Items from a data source
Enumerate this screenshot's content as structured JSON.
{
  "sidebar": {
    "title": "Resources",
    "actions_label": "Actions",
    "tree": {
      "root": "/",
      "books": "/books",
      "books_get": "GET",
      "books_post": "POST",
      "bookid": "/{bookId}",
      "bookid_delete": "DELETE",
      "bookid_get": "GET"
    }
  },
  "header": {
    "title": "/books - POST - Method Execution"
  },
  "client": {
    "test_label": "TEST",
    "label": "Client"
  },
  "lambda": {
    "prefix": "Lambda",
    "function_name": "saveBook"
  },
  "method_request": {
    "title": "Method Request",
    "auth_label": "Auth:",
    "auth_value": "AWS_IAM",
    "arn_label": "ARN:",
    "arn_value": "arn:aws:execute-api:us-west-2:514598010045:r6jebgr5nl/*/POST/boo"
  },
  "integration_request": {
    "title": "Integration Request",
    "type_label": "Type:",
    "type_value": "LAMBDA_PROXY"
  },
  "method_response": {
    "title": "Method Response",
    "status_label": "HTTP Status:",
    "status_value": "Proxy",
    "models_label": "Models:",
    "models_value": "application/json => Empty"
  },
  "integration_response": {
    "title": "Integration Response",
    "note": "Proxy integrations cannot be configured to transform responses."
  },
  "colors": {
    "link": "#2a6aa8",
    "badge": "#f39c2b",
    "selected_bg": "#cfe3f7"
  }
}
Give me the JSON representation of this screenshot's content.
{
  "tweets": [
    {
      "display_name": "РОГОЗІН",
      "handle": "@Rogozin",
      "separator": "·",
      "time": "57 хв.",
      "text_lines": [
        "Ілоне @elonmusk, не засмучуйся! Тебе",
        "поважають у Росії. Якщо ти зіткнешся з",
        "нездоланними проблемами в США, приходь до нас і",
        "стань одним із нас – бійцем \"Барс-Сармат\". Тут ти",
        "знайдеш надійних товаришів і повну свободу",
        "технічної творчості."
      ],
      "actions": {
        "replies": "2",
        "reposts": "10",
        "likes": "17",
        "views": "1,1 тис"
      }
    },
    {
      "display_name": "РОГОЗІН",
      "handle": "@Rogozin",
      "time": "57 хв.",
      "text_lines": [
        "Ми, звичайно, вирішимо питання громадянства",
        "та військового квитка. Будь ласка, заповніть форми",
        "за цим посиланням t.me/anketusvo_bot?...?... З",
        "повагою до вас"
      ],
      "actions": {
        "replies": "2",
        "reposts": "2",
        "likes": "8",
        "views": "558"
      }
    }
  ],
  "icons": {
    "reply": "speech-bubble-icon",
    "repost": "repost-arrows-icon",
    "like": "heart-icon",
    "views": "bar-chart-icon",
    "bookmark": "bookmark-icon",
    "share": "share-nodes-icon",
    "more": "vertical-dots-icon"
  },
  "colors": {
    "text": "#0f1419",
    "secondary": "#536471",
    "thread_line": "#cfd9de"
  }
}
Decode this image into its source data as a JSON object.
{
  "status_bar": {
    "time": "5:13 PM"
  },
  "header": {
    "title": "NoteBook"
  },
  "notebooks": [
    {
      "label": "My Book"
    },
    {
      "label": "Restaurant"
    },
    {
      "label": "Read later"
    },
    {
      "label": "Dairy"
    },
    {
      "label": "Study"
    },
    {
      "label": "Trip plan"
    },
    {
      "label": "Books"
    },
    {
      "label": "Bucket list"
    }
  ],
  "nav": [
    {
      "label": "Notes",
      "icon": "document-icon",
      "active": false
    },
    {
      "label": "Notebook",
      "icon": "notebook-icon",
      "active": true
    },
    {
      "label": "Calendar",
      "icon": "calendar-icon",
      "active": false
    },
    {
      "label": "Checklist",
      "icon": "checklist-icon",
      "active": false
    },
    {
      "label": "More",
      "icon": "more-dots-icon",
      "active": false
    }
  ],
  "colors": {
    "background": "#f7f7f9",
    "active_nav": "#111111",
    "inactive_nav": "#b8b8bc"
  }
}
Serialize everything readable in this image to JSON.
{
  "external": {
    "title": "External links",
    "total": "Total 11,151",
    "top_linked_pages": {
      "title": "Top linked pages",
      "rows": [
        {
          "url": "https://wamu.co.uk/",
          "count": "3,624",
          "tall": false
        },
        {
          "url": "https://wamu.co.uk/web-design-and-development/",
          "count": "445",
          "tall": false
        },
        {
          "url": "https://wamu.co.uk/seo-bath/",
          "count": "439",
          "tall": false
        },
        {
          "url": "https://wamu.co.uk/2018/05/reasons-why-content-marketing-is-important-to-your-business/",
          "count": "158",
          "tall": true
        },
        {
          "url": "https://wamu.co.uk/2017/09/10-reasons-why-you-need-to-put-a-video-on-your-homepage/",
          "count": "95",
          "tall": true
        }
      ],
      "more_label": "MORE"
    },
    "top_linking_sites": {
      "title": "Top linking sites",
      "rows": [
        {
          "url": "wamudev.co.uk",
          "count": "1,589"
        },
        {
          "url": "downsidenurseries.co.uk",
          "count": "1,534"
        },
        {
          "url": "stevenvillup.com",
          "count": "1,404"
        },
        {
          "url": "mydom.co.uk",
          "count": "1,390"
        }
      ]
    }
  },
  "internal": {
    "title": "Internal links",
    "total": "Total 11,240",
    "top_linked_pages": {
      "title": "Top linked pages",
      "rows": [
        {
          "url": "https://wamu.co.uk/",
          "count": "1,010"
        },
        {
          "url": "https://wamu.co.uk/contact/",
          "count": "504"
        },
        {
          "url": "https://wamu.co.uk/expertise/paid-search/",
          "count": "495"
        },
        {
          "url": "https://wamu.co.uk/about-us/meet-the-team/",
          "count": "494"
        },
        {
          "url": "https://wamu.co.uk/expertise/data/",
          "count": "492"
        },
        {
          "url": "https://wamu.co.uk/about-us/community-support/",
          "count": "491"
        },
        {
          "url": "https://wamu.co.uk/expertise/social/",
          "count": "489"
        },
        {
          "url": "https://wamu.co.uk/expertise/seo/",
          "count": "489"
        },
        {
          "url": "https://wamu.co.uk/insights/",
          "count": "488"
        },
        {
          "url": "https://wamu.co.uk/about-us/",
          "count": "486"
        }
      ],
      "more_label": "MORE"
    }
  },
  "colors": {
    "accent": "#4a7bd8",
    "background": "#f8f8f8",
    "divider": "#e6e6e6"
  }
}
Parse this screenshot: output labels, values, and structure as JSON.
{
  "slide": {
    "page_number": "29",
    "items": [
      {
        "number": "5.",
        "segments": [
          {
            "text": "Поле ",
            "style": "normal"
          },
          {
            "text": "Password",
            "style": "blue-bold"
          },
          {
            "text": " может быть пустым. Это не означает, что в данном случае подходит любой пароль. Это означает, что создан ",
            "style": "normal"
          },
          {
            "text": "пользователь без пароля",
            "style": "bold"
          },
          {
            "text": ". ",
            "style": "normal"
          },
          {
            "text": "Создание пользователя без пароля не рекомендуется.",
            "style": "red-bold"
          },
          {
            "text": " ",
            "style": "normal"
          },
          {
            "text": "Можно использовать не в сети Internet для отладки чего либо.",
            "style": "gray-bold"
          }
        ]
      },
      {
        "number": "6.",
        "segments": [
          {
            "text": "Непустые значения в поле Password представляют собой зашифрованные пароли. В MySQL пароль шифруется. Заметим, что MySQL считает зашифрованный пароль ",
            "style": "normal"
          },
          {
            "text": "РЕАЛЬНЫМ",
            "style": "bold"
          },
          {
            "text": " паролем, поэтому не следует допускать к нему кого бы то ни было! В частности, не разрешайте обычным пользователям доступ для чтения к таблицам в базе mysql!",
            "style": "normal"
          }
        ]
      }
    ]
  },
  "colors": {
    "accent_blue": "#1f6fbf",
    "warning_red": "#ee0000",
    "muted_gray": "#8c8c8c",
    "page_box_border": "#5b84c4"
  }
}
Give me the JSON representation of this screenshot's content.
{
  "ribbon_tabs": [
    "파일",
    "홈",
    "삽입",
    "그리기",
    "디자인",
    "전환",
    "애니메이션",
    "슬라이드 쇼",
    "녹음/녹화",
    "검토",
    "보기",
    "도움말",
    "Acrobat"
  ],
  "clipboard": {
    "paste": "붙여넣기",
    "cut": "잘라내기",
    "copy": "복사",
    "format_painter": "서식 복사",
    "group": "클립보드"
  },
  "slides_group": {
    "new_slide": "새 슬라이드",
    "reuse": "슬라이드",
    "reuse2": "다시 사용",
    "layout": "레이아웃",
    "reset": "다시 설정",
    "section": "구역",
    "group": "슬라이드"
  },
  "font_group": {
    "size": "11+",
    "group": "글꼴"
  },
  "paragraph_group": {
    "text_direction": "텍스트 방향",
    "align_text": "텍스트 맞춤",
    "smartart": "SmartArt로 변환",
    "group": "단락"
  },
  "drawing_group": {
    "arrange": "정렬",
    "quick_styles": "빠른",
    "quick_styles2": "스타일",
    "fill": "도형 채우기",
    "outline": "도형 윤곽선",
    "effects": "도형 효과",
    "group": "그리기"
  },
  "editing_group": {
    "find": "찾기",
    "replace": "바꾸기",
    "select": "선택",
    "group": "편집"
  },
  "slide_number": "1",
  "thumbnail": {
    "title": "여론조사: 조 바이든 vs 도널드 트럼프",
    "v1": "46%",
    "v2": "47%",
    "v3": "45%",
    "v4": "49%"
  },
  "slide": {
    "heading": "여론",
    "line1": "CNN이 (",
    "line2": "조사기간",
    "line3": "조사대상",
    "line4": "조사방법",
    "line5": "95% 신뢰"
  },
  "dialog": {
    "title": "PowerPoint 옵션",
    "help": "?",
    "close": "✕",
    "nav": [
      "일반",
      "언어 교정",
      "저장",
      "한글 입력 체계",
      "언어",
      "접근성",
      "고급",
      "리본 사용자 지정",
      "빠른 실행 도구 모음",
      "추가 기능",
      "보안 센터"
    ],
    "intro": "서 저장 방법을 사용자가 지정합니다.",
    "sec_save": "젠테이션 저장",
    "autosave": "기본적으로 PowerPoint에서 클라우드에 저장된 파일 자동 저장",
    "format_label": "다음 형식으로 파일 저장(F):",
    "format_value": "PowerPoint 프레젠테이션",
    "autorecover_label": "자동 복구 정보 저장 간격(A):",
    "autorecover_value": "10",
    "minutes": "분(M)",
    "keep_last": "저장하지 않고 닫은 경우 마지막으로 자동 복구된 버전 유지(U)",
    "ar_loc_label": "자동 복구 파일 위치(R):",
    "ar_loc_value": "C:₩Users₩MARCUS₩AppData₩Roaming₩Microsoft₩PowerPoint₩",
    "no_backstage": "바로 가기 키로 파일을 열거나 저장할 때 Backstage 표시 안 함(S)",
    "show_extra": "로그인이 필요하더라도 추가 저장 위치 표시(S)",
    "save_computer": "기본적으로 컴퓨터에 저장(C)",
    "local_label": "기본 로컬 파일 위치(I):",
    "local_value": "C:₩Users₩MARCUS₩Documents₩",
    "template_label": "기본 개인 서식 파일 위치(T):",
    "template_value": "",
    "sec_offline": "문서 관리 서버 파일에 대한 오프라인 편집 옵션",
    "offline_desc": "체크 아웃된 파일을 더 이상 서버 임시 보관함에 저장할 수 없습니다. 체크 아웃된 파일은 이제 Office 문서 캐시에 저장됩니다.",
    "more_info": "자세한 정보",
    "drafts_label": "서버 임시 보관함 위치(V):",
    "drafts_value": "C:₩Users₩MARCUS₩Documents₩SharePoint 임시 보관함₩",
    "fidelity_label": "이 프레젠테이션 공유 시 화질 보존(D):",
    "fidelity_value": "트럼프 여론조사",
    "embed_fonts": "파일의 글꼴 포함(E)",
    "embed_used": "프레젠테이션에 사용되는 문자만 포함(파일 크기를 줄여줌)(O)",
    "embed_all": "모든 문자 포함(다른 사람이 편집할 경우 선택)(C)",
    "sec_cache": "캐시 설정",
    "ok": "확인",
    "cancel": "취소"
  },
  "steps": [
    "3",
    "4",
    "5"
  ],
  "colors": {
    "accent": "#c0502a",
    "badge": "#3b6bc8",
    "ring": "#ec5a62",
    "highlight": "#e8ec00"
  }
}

▶ Problem description
Copy each line above where the string "expertise" occurs.

▶ Task answer
          "url": "https://wamu.co.uk/expertise/paid-search/",
          "url": "https://wamu.co.uk/expertise/data/",
          "url": "https://wamu.co.uk/expertise/social/",
          "url": "https://wamu.co.uk/expertise/seo/",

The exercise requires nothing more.